* begin Given records *

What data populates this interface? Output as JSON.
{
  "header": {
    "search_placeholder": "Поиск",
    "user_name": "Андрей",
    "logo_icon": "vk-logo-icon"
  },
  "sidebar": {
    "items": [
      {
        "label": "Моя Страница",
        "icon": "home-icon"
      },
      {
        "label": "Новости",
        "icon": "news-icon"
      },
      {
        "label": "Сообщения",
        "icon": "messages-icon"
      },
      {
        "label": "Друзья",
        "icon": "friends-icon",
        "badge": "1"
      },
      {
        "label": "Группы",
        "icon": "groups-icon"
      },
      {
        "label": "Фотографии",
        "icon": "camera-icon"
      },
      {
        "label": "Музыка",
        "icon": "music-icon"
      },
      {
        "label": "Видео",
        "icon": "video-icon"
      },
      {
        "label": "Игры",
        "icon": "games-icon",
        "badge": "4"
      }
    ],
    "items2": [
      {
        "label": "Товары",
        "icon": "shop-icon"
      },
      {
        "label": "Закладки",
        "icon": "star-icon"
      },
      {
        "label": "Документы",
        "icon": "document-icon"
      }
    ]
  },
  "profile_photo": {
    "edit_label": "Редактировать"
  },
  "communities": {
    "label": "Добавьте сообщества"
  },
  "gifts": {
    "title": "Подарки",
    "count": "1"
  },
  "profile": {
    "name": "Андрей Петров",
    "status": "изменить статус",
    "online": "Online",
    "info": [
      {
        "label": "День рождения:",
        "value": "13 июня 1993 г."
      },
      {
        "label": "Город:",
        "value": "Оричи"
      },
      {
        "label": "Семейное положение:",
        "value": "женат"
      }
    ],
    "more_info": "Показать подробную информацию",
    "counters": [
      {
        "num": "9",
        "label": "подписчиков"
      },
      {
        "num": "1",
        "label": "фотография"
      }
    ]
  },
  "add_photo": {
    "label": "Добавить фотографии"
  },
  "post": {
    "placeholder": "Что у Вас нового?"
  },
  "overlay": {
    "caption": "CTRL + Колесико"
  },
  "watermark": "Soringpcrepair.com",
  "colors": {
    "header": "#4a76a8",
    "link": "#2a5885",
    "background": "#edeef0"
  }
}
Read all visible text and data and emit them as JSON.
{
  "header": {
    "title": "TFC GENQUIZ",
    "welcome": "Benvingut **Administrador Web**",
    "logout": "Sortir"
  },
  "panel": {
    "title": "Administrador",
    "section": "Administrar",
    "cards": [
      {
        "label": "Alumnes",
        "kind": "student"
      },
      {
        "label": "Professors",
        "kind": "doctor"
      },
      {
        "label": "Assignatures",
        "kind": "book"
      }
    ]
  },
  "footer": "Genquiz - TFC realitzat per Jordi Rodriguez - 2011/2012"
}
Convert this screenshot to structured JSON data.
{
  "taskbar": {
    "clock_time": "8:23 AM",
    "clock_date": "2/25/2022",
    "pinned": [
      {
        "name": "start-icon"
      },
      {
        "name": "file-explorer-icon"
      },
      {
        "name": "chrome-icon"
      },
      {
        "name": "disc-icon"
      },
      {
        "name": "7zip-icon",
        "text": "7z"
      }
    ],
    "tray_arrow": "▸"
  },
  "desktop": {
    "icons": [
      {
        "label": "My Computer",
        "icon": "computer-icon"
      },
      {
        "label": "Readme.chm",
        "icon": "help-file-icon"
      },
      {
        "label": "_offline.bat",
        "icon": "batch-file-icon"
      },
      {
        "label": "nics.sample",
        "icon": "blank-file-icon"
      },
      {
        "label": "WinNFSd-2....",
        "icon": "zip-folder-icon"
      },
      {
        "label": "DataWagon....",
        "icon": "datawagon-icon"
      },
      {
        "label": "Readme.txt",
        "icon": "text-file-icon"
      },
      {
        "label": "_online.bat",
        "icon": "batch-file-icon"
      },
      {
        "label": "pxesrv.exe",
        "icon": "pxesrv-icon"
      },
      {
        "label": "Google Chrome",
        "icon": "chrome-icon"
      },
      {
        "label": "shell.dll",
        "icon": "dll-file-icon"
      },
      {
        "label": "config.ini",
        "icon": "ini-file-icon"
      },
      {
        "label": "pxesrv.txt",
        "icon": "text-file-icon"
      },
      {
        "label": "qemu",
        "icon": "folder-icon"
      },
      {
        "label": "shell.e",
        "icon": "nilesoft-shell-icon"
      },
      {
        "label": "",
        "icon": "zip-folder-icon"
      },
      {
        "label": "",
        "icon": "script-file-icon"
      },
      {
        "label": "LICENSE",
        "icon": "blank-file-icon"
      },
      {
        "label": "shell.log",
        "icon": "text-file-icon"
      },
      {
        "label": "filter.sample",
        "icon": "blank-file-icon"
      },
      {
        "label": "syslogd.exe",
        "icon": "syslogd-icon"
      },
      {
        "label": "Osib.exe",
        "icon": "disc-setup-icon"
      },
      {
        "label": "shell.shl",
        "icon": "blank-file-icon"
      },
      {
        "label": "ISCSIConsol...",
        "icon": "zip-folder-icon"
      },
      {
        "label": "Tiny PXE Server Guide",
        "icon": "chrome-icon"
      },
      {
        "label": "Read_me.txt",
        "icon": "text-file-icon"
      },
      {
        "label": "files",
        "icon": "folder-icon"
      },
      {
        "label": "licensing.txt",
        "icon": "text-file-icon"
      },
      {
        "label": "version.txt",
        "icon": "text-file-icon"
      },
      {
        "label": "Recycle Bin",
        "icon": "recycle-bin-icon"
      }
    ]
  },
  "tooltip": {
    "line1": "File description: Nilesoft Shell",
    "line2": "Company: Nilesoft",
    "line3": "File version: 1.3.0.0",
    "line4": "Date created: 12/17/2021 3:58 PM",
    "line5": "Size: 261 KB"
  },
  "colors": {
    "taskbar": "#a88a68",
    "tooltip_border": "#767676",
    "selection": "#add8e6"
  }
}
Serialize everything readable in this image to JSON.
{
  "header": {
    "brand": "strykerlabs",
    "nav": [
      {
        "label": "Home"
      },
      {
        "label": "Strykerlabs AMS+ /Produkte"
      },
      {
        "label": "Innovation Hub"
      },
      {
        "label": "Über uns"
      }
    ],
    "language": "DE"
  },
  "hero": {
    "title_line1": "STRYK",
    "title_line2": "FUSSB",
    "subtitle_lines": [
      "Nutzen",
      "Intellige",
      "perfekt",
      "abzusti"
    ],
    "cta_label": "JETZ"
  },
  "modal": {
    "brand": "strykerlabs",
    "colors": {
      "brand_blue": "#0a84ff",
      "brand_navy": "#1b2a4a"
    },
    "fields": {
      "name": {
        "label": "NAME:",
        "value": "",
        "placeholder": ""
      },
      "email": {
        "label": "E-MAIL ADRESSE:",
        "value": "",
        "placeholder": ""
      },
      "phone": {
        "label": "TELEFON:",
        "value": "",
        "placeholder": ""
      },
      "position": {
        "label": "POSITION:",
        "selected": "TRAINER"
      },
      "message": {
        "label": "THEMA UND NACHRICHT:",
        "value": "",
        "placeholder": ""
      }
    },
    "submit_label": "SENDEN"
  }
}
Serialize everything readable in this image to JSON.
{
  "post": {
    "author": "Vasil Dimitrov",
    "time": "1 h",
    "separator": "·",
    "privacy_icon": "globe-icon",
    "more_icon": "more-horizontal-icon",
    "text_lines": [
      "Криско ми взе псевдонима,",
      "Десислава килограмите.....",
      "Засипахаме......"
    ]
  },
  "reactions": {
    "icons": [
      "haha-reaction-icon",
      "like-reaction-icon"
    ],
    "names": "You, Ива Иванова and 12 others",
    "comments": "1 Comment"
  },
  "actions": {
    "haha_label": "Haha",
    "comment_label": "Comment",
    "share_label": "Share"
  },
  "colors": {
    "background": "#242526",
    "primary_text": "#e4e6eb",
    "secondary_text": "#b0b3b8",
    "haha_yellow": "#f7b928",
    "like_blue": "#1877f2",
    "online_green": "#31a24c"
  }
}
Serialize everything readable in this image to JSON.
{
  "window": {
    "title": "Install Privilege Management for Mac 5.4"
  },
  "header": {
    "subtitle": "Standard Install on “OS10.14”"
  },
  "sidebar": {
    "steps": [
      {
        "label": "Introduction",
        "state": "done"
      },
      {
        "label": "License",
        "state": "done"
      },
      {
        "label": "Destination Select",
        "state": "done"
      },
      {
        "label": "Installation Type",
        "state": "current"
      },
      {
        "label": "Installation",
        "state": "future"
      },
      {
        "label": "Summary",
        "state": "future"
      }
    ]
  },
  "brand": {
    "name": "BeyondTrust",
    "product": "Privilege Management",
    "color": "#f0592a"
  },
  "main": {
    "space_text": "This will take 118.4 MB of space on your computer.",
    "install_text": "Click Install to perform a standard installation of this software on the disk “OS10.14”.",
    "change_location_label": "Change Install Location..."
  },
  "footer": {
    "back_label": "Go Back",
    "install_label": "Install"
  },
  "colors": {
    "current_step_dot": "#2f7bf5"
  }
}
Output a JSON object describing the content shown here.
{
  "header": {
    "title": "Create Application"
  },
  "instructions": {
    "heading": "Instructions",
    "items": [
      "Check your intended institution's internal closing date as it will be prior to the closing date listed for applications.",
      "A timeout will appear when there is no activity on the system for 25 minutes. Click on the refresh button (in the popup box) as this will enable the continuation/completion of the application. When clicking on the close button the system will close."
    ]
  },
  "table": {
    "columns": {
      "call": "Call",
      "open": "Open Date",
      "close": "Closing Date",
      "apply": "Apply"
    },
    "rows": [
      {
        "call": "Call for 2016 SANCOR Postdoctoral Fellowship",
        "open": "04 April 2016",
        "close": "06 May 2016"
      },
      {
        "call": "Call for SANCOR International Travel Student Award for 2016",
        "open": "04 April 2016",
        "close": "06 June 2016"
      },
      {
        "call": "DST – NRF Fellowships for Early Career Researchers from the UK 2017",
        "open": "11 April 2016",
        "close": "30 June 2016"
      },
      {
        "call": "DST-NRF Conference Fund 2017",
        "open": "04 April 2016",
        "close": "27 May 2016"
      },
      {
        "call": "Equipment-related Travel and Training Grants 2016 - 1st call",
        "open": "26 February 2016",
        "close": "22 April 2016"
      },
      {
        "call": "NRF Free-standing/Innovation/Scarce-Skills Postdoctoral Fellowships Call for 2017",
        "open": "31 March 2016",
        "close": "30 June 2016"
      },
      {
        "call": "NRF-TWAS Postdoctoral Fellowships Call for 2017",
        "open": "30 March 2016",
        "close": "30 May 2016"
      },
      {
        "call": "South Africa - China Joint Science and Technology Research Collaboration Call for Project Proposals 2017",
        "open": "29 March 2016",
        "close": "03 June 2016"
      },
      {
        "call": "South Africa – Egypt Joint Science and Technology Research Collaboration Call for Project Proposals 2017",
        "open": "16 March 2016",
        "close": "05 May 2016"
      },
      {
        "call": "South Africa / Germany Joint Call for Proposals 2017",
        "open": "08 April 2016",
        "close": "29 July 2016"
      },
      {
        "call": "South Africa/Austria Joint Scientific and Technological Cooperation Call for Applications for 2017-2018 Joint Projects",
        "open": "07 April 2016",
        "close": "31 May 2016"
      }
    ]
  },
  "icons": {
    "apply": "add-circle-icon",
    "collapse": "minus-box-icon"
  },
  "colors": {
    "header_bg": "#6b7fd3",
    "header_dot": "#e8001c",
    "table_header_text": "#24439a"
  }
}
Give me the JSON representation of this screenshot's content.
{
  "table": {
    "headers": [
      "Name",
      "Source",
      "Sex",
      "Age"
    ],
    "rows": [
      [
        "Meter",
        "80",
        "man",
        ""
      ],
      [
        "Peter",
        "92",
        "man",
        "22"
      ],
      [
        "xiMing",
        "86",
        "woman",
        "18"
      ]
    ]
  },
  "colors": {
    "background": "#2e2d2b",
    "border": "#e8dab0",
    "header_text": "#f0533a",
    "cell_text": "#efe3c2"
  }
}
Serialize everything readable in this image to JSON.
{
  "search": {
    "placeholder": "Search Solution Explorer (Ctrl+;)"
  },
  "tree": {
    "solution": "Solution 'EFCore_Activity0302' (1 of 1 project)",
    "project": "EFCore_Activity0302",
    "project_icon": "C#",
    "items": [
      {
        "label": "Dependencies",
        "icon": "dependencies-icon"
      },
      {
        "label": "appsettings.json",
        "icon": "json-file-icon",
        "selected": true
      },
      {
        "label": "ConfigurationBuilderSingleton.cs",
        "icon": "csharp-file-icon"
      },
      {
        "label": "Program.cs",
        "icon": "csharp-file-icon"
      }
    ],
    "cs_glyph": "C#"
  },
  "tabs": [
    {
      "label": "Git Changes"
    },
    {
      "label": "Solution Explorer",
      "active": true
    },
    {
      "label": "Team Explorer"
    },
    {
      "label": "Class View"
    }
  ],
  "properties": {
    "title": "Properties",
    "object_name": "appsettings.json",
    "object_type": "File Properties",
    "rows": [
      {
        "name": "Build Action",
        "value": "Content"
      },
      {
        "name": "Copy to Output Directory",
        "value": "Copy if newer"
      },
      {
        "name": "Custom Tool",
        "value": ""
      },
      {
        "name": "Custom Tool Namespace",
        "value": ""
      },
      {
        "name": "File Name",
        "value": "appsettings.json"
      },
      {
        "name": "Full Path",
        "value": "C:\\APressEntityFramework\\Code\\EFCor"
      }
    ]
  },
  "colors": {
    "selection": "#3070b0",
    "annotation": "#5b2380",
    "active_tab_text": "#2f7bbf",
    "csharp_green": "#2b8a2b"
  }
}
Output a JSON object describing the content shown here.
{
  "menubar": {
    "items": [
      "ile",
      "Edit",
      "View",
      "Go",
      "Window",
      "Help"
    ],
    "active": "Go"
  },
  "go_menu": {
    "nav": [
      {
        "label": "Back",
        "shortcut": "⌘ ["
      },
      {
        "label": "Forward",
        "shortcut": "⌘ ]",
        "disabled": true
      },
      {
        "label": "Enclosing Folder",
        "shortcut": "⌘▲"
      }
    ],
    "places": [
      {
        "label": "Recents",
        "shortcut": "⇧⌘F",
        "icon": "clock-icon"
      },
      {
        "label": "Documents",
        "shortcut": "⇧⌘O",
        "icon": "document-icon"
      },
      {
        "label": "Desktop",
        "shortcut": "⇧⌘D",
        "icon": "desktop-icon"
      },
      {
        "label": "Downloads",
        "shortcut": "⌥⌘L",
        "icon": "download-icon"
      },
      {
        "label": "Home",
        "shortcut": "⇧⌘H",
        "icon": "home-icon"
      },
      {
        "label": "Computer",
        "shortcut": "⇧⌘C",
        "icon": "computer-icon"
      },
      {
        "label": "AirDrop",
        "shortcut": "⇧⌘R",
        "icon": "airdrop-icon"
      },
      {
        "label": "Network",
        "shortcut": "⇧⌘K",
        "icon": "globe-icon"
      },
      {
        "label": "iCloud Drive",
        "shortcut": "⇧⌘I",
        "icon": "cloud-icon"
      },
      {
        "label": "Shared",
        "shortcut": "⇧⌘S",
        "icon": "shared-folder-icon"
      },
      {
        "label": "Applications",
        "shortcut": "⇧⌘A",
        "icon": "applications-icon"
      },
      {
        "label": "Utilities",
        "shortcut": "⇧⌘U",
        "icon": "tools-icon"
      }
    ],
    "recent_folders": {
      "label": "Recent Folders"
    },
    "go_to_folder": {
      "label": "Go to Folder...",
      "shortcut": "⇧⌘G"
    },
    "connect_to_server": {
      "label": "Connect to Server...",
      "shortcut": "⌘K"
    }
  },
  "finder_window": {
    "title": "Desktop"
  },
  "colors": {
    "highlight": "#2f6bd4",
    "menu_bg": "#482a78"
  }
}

* end Given records *

Examine the records and pull out every line where the string "Fellowships" occurs.

■ **Response below**
        "call": "DST – NRF Fellowships for Early Career Researchers from the UK 2017",
        "call": "NRF Free-standing/Innovation/Scarce-Skills Postdoctoral Fellowships Call for 2017",
        "call": "NRF-TWAS Postdoctoral Fellowships Call for 2017",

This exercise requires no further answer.